▸ Set problem 1:
Please decide whether each statement agrees with the Matuku Island article: (a) Matuku is a volcanic island; (b) Matuku has nine villages; (c) the first European to discover Matuku did so in 1827. Answer yes or no for each, quoting the words of the article that settle it.
▸ Set problem 2:
According to the Matuku Island article, what is the island's maximum elevation in meters?

### Document extract

- Matuku Location in Fiji
- Coordinates: 19°10′S 179°46′E﻿ / ﻿19.167°S 179.767°E
- Country: Fiji
- Archipelago: Lau Islands
- Sub group: Yasayasa Moala
- Province: Lau

Area
- • Total: 57 km^{2} (22 sq mi)
- Elevation: 385 m (1,263 ft)

Population (2017)
- • Total: 522
- • Density: 9.2/km^{2} (24/sq mi)

= Matuku Island =

Matuku is a volcanic island in the Moala subgroup of Fiji's Lau archipelago. Located at 19.18° South and 179.75° East, Matuku covers an area of 57 square kilometers. It has a maximum elevation of 385 meters. Matuku is part of a group of islands known as Yasayasa Moala.

There are altogether seven villages in Matuku namely Yaroi, Natokalau, Qalikarua, Levukaidaku, Makadru, Raviravi and Lomati.

==History==
In 1827, Jules Dumont d'Urville became the first European to discover the island.

######
### Information shown

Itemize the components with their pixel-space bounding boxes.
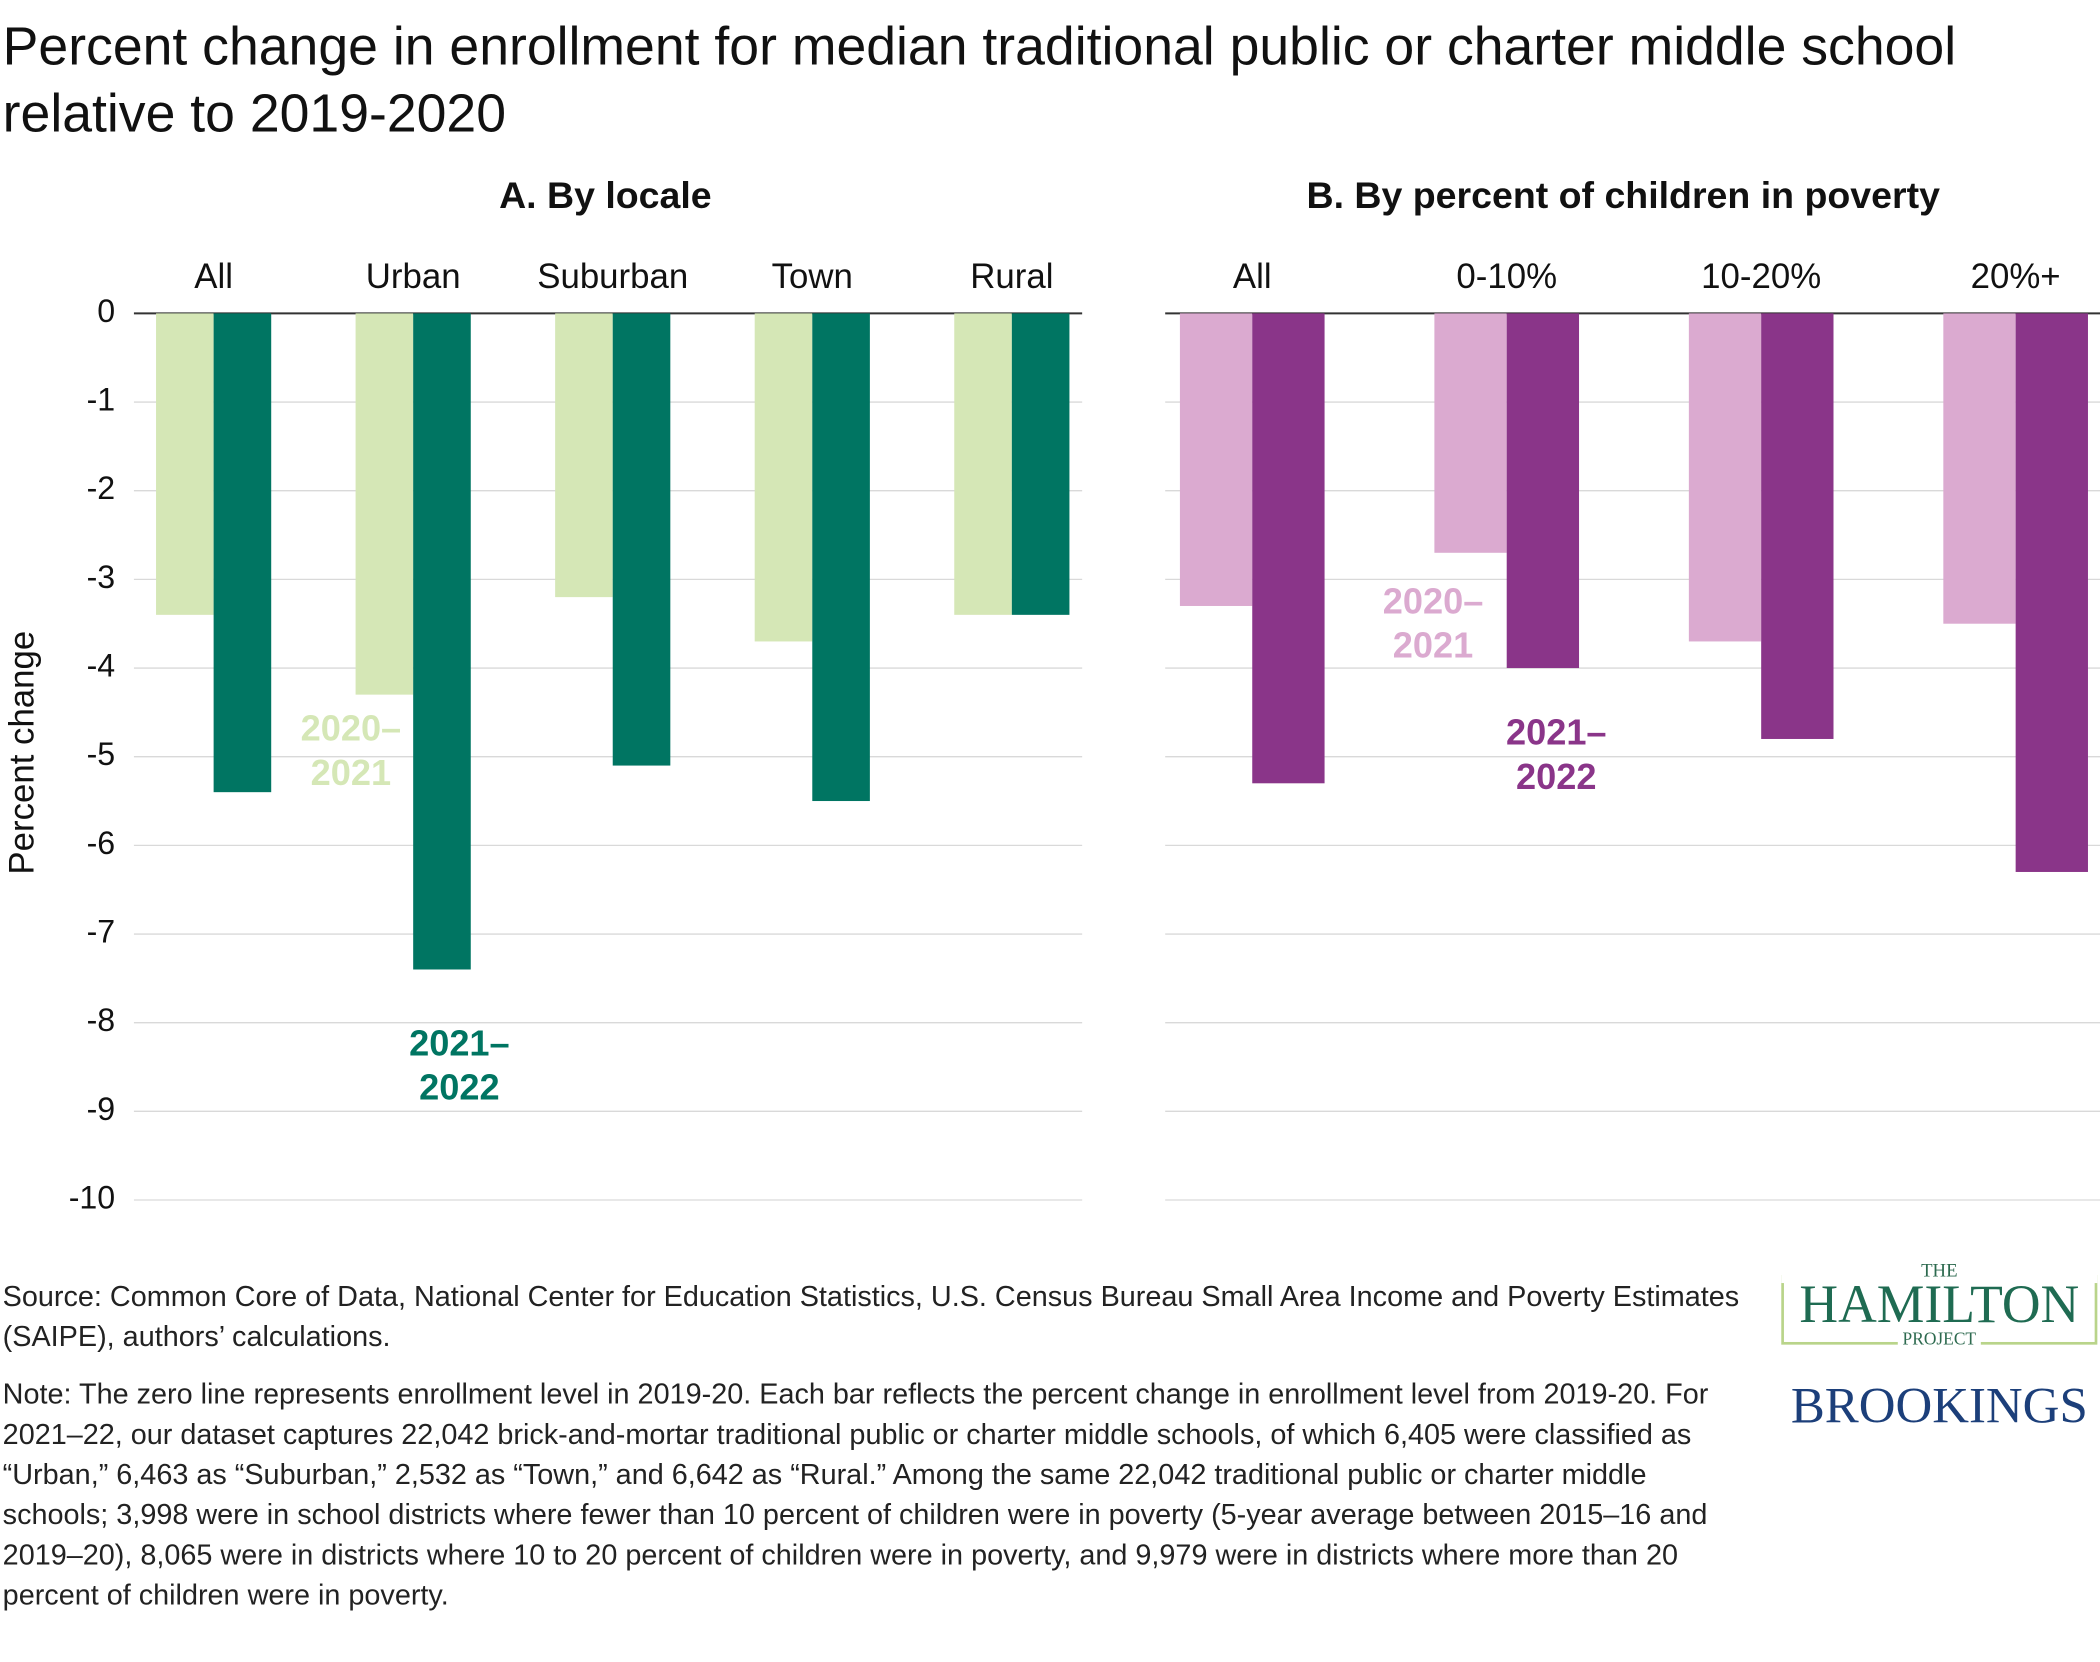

######

▸ Reply 1:
(a) Yes: "Matuku is a volcanic island in the Moala subgroup of Fiji's Lau archipelago."
(b) No: "There are altogether seven villages in Matuku"
(c) Yes: "In 1827, Jules Dumont d'Urville became the first European to discover the island."

▸ Reply 2:
385 meters.